Look through the records below and collect all lines that hold the string "JSON".

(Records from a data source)
::::::::::
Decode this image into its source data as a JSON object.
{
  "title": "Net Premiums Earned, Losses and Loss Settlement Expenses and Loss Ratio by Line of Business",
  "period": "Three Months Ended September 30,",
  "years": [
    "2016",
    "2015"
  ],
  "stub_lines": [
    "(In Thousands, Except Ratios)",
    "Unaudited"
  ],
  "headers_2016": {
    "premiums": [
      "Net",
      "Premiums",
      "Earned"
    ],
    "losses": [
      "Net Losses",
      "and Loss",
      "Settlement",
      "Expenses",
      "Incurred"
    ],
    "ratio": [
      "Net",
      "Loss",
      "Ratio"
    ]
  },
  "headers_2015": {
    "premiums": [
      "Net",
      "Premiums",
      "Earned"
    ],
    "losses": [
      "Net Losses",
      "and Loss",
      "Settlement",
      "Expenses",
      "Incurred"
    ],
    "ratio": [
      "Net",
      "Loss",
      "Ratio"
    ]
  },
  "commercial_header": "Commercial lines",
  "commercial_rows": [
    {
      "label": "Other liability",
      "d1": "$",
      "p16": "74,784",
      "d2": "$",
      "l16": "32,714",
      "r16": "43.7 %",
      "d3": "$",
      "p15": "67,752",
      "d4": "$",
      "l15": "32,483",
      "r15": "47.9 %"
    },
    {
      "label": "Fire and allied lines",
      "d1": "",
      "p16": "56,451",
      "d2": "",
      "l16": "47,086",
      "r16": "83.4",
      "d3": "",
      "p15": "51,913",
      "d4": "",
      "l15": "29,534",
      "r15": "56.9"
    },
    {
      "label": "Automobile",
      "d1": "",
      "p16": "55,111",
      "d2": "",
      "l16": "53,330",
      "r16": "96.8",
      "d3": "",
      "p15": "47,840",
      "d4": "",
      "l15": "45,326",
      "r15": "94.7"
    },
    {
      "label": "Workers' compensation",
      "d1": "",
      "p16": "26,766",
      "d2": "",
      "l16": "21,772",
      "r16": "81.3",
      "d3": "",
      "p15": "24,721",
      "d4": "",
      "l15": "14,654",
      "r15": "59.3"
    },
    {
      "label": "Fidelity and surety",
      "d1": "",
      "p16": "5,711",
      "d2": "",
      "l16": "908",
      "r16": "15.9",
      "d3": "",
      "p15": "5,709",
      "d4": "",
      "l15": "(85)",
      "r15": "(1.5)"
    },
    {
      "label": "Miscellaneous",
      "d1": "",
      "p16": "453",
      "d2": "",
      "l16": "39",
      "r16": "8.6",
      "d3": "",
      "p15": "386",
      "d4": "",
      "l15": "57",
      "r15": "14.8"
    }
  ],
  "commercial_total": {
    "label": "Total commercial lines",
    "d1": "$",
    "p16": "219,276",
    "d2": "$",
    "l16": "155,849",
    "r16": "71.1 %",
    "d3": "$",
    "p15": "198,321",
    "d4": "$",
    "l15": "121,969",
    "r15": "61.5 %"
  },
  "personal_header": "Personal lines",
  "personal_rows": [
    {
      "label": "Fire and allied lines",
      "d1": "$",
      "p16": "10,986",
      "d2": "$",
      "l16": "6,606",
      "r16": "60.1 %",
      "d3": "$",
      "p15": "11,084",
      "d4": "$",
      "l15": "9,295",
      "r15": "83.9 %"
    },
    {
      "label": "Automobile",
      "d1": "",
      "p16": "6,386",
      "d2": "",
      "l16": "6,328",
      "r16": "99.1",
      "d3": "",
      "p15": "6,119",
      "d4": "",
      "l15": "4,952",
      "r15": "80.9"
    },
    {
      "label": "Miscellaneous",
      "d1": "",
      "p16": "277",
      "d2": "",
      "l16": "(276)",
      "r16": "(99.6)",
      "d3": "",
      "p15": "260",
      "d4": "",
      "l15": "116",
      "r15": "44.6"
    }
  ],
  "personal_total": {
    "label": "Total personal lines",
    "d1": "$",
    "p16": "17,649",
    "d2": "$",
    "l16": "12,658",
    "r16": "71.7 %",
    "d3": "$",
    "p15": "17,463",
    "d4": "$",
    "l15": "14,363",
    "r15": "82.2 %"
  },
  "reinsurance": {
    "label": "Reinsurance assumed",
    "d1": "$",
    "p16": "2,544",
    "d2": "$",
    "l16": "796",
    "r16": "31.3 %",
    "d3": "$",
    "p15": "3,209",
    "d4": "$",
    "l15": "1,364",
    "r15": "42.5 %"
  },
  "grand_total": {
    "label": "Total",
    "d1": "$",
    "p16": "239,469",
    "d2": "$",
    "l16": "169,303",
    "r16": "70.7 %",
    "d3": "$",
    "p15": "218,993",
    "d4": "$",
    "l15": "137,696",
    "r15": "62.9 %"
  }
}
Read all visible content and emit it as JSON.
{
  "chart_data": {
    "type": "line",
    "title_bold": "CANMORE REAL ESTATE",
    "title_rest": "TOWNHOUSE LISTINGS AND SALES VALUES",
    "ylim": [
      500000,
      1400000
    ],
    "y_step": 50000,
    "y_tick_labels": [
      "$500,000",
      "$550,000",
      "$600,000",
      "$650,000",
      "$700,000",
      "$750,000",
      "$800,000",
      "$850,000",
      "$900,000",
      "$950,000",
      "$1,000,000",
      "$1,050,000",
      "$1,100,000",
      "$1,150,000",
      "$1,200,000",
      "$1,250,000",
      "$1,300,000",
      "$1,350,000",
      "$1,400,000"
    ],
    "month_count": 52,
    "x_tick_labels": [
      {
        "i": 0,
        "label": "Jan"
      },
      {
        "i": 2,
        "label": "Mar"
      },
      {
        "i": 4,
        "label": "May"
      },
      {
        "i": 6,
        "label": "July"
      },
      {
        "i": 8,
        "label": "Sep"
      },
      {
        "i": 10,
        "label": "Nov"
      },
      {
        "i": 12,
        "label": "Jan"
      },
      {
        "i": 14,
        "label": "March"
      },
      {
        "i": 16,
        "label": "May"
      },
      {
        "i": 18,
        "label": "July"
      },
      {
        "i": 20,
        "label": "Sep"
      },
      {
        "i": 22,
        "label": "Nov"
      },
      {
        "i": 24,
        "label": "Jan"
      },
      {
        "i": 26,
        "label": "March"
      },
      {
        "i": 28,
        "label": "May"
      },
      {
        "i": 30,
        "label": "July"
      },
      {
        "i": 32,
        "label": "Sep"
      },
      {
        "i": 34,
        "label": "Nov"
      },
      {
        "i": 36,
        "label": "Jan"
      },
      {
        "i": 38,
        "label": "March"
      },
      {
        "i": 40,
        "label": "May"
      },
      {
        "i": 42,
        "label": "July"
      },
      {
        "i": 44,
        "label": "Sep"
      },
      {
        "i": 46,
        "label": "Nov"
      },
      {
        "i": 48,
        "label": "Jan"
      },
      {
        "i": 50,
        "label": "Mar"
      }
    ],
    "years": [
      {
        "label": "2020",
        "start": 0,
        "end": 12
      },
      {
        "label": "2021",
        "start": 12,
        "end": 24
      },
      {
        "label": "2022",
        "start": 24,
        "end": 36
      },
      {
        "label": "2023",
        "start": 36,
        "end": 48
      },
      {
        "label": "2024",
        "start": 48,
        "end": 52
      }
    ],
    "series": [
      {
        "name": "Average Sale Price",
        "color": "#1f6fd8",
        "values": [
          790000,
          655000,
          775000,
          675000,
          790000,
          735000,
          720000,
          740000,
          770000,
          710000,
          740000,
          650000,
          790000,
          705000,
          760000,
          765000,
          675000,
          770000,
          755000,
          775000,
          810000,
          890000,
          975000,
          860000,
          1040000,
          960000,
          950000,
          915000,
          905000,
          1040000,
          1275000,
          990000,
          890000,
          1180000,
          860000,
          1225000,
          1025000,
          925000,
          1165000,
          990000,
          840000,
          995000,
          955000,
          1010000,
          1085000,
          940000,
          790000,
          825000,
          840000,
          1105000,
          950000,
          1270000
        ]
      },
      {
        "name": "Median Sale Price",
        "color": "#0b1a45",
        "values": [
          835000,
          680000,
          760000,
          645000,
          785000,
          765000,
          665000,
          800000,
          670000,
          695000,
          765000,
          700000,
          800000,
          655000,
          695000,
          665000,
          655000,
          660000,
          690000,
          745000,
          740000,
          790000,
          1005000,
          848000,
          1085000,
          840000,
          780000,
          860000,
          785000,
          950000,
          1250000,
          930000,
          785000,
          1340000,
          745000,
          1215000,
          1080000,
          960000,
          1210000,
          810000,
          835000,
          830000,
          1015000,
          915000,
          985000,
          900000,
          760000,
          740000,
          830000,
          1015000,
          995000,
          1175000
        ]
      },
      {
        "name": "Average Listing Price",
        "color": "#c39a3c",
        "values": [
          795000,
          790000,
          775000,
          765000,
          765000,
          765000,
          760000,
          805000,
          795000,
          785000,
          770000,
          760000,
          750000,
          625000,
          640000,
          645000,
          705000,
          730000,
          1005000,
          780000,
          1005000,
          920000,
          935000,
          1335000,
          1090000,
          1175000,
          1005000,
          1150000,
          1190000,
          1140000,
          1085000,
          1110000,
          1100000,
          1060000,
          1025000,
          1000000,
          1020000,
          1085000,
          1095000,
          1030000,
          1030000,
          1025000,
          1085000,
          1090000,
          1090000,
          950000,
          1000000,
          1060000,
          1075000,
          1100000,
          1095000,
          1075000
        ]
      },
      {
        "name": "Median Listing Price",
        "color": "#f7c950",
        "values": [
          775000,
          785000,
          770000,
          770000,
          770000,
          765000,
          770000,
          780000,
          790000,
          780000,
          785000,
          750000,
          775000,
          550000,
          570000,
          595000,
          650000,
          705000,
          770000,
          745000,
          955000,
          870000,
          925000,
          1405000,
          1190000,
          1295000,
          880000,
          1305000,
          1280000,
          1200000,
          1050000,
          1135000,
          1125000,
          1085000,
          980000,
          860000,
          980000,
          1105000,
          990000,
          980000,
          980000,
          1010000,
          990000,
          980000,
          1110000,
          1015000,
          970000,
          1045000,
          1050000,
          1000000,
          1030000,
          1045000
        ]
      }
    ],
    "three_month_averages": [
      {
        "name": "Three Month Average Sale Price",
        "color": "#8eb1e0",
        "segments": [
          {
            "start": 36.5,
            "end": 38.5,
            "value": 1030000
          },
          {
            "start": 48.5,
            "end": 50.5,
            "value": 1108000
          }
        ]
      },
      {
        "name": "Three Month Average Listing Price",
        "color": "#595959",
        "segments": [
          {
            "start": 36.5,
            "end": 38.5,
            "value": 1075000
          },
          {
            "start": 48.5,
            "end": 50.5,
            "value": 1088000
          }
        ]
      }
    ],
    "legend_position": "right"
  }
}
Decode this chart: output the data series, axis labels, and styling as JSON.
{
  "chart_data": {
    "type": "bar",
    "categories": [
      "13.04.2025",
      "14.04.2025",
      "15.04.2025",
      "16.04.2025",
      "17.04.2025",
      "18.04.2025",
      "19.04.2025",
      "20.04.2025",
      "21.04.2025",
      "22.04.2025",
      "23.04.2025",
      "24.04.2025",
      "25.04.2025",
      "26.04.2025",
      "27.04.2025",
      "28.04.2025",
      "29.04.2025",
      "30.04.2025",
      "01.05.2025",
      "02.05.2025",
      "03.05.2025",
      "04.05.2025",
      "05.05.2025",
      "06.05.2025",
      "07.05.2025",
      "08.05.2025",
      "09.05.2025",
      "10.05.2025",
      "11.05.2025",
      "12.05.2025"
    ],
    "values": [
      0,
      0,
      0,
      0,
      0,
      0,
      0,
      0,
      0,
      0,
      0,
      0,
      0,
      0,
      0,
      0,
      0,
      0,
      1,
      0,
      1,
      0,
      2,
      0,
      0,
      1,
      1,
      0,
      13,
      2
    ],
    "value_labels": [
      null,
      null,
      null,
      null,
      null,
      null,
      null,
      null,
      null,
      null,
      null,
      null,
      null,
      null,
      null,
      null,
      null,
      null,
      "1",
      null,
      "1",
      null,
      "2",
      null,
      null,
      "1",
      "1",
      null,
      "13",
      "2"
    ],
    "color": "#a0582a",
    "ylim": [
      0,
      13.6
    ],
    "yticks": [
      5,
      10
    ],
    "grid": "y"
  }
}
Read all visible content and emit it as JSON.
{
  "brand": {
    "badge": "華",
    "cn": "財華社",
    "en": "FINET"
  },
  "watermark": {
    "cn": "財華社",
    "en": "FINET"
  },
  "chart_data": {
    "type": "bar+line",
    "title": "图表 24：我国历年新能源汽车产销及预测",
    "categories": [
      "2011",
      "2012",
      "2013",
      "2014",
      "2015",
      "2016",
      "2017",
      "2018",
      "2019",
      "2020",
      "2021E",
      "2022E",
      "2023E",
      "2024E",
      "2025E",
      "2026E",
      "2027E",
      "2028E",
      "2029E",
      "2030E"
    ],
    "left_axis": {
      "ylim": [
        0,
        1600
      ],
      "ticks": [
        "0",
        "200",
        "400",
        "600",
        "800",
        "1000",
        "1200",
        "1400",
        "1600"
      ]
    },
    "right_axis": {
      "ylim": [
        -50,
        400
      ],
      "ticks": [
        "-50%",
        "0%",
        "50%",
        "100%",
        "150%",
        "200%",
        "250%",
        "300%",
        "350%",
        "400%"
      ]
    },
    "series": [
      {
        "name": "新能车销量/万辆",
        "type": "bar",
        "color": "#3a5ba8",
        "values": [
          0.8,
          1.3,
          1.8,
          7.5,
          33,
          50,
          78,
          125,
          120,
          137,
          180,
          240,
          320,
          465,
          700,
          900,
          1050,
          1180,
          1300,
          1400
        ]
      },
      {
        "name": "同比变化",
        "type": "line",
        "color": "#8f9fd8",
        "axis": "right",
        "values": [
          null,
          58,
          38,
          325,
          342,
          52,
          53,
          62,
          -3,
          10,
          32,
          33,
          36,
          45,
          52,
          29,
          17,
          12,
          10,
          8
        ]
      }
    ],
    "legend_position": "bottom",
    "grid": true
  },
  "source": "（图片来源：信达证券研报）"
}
::::::::::
Expected answer =>
Decode this image into its source data as a JSON object.
Read all visible content and emit it as JSON.
Decode this chart: output the data series, axis labels, and styling as JSON.
Read all visible content and emit it as JSON.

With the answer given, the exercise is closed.